Whenever a line below holds the word "make", copy that line.

Dataset excerpt

───

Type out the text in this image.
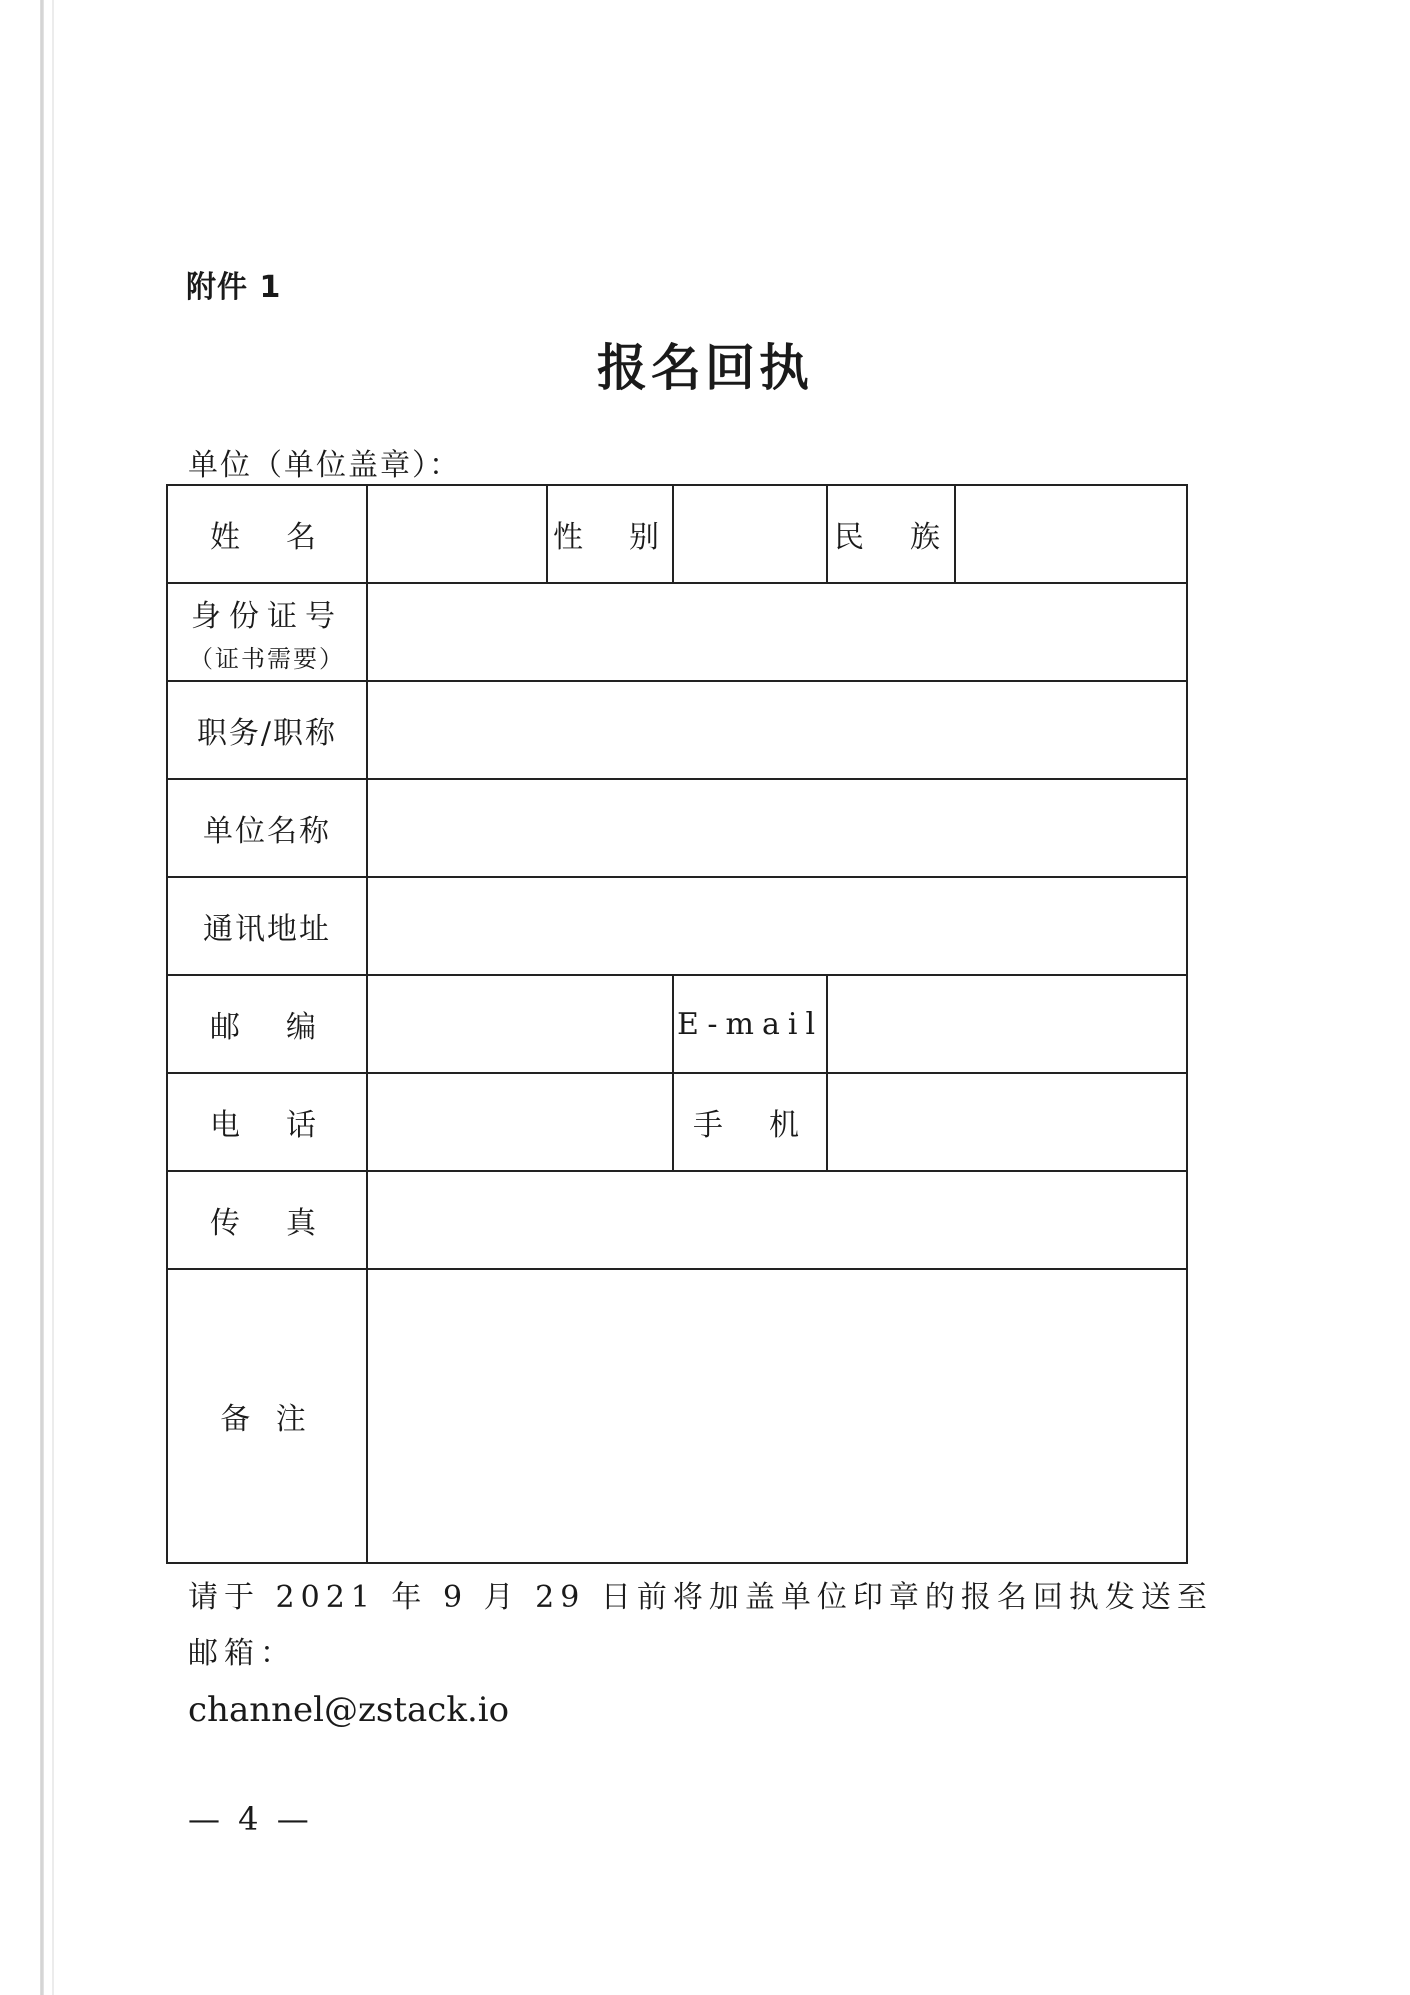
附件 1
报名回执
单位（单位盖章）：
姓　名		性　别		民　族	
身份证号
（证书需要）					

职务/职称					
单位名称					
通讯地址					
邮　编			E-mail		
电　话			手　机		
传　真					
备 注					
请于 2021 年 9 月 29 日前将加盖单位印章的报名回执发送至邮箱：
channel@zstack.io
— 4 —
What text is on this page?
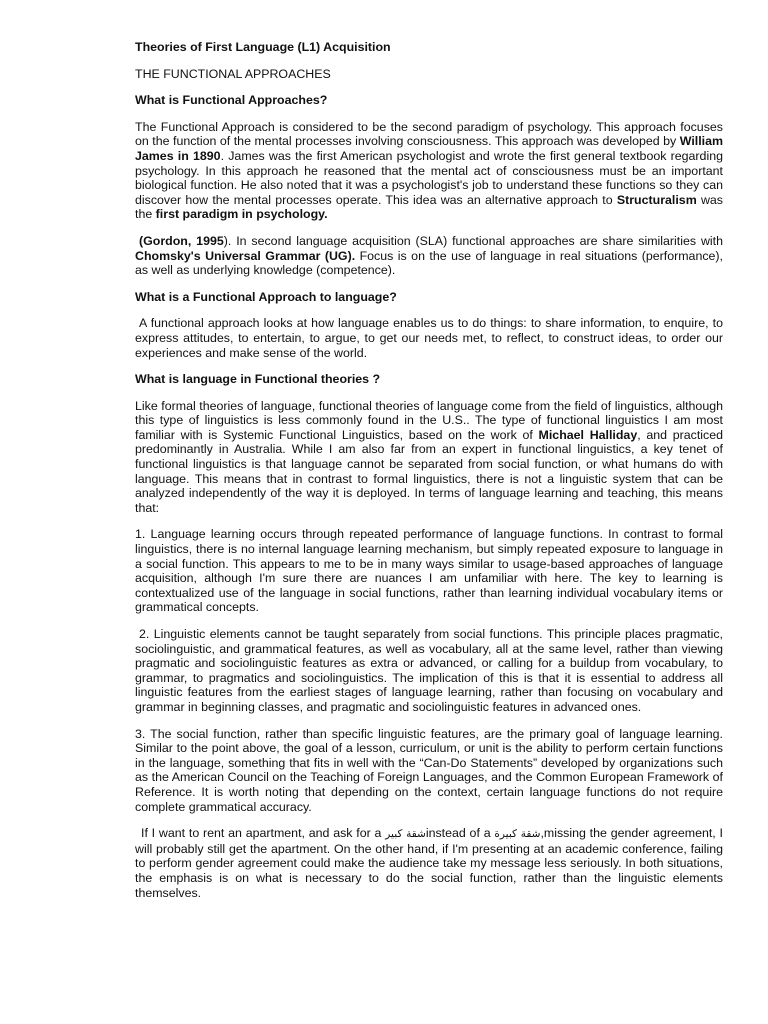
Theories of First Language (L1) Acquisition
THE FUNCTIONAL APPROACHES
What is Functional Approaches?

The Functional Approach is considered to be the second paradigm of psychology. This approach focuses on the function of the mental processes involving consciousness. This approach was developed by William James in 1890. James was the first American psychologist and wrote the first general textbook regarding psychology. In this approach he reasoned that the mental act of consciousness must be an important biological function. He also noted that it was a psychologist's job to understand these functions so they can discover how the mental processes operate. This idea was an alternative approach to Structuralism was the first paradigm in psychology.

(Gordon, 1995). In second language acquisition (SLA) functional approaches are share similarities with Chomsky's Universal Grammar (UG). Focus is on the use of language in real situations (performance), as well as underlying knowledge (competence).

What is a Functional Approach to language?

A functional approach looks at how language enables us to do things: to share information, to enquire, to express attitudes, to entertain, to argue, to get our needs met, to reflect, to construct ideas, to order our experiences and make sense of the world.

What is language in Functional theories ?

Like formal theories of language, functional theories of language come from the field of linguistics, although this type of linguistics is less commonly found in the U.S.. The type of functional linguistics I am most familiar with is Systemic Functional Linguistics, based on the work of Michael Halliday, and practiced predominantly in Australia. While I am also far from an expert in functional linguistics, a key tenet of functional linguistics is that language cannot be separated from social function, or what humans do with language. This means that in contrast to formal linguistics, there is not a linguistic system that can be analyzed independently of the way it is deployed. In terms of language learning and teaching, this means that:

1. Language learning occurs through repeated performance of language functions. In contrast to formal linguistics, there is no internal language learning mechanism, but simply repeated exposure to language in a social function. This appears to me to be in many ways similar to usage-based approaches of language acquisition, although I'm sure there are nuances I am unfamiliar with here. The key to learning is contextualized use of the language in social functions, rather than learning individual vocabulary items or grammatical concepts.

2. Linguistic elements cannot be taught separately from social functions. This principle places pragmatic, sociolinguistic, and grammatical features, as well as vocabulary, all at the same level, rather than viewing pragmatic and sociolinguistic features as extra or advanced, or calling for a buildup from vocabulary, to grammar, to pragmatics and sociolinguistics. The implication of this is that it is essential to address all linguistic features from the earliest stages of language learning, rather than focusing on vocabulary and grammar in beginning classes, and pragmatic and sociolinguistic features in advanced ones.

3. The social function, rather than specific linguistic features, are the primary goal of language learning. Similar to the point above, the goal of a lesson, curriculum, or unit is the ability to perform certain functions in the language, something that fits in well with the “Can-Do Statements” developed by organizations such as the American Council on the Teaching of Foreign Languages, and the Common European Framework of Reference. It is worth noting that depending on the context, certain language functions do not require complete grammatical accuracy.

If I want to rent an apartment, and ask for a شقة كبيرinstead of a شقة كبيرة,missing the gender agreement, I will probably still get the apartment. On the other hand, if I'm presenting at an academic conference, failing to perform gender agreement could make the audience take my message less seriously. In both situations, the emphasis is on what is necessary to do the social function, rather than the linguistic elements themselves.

───

THE SOLUTION
A functional approach looks at how language enables us to do things: to share information, to enquire, to express attitudes, to entertain, to argue, to get our needs met, to reflect, to construct ideas, to order our experiences and make sense of the world.
If I want to rent an apartment, and ask for a شقة كبيرinstead of a شقة كبيرة,missing the gender agreement, I will probably still get the apartment. On the other hand, if I'm presenting at an academic conference, failing to perform gender agreement could make the audience take my message less seriously. In both situations, the emphasis is on what is necessary to do the social function, rather than the linguistic elements themselves.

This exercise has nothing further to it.